*The exercise*.
Collect from the data below each line with "title".

[Stored entries]
┄┄┄┄┄┄
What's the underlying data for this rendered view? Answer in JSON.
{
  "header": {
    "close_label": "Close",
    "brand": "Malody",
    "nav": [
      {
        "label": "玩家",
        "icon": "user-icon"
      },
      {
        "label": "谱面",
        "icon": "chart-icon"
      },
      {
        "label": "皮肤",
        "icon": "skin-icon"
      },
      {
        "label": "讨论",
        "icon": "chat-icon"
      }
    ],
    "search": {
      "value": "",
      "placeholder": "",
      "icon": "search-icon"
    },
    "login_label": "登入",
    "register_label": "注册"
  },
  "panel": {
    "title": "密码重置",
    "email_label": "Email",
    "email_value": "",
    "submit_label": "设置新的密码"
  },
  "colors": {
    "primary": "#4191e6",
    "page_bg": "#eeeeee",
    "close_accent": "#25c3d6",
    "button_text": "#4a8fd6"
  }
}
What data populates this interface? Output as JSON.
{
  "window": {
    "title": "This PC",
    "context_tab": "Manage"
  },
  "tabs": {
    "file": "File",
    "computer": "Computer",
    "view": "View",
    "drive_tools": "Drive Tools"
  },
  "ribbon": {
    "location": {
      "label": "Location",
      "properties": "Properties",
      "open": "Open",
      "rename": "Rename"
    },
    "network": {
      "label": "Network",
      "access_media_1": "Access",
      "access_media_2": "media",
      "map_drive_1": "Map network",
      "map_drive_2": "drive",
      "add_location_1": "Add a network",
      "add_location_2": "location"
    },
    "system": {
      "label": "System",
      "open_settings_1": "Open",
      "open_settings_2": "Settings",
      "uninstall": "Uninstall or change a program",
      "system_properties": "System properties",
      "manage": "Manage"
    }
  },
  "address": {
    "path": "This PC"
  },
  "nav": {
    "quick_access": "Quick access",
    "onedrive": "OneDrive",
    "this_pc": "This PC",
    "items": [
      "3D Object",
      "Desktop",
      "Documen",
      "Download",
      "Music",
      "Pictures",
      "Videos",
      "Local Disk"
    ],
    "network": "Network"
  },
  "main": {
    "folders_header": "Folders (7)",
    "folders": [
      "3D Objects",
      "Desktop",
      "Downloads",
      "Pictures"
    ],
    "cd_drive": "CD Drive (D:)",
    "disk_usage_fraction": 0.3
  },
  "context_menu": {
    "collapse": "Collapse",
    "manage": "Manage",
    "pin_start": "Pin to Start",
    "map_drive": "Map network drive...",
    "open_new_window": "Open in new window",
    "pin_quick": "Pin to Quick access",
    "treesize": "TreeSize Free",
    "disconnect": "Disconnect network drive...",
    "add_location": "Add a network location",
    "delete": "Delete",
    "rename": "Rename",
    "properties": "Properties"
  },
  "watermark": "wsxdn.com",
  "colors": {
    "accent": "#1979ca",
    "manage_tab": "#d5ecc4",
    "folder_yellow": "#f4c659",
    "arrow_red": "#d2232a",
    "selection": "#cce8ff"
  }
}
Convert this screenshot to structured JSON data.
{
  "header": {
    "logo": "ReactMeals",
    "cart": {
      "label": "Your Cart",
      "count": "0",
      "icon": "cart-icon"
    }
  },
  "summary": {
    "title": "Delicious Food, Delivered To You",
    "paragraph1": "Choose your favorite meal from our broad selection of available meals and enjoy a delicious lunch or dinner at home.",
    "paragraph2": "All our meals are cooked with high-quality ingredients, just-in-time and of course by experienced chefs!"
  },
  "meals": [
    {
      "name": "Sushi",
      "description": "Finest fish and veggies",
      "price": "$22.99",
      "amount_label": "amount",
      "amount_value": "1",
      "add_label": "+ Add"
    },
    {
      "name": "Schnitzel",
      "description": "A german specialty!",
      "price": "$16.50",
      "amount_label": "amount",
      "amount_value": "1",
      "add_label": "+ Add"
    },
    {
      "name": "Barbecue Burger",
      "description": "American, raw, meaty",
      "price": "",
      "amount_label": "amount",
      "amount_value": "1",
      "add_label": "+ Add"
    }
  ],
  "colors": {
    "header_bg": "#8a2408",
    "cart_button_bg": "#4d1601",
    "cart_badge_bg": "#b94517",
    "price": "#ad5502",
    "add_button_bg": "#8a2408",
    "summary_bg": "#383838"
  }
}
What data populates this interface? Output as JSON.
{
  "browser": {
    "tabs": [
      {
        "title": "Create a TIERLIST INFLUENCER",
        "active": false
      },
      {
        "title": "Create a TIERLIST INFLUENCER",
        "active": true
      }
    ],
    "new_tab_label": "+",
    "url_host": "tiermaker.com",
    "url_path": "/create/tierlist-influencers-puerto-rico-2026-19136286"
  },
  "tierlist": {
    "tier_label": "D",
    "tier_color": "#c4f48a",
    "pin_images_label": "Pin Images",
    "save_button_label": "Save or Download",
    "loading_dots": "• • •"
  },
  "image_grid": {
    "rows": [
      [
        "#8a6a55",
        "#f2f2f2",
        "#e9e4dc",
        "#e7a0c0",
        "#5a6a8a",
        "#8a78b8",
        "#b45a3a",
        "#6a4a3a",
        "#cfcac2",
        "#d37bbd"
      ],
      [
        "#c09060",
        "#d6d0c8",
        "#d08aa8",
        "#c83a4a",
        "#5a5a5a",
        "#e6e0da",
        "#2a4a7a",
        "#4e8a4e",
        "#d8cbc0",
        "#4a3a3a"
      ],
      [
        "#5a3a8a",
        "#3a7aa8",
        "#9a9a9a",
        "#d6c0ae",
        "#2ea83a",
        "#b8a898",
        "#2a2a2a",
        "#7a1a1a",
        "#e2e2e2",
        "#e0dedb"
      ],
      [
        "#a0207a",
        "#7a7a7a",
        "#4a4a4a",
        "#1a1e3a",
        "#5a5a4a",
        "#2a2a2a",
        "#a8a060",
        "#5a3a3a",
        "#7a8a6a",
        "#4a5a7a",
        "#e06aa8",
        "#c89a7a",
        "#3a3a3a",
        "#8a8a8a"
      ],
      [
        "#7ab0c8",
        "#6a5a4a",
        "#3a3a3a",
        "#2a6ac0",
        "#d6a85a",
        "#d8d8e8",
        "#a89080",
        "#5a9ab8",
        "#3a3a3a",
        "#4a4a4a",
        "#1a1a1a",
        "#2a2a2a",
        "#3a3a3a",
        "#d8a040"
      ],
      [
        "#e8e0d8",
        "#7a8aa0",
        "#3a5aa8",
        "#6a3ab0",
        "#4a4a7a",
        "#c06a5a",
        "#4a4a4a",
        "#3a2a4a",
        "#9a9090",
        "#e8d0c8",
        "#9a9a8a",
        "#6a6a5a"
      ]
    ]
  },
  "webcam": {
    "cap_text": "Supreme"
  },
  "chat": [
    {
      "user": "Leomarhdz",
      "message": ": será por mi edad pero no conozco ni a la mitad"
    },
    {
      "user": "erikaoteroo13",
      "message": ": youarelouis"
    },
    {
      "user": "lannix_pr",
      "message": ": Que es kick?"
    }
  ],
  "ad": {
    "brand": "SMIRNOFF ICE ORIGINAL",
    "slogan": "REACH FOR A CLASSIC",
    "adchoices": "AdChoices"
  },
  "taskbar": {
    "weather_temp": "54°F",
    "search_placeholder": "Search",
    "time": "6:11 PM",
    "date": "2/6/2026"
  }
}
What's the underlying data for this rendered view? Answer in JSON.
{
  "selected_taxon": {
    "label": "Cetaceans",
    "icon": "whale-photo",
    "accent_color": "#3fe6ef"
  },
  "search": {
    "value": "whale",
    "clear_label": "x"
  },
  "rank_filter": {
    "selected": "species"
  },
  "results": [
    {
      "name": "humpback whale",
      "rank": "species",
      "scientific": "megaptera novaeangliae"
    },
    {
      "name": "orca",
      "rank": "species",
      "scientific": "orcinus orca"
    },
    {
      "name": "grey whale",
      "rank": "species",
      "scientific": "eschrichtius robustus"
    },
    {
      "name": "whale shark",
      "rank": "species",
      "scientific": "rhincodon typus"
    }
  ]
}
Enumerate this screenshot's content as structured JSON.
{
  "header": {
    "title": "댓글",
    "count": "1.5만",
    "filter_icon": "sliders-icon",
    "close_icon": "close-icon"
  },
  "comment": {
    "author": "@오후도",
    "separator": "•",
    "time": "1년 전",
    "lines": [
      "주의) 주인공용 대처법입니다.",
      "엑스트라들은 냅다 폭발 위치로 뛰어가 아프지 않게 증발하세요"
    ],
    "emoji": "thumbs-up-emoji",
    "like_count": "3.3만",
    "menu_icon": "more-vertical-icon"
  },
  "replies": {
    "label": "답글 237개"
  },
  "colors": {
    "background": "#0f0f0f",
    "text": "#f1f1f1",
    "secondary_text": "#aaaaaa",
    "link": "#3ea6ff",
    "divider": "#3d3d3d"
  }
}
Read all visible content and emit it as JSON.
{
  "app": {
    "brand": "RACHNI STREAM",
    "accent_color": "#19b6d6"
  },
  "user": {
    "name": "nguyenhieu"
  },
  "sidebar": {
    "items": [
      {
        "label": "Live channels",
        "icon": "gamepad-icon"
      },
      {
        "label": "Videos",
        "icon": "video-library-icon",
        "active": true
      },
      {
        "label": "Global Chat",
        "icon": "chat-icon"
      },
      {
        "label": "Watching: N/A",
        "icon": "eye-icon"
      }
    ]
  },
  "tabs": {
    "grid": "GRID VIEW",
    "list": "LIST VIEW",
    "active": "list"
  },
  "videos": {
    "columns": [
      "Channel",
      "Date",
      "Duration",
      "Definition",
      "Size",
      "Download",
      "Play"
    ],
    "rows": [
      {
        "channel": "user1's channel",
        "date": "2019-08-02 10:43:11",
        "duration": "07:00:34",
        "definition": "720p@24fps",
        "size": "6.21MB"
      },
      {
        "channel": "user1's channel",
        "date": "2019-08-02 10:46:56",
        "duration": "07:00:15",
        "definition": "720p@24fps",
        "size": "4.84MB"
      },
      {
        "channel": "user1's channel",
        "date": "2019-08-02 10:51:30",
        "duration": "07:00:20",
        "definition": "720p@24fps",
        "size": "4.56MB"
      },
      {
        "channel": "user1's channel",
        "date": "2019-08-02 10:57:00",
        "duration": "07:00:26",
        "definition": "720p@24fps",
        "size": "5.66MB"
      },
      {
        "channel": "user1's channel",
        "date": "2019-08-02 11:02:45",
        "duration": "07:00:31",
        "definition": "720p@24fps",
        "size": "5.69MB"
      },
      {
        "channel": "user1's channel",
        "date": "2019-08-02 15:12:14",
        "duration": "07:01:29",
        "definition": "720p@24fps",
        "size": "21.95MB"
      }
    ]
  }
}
┄┄┄┄┄┄
*Task response*.
    "title": "密码重置",
    "title": "This PC",
    "title": "Delicious Food, Delivered To You",
        "title": "Create a TIERLIST INFLUENCER",
        "title": "Create a TIERLIST INFLUENCER",
    "title": "댓글",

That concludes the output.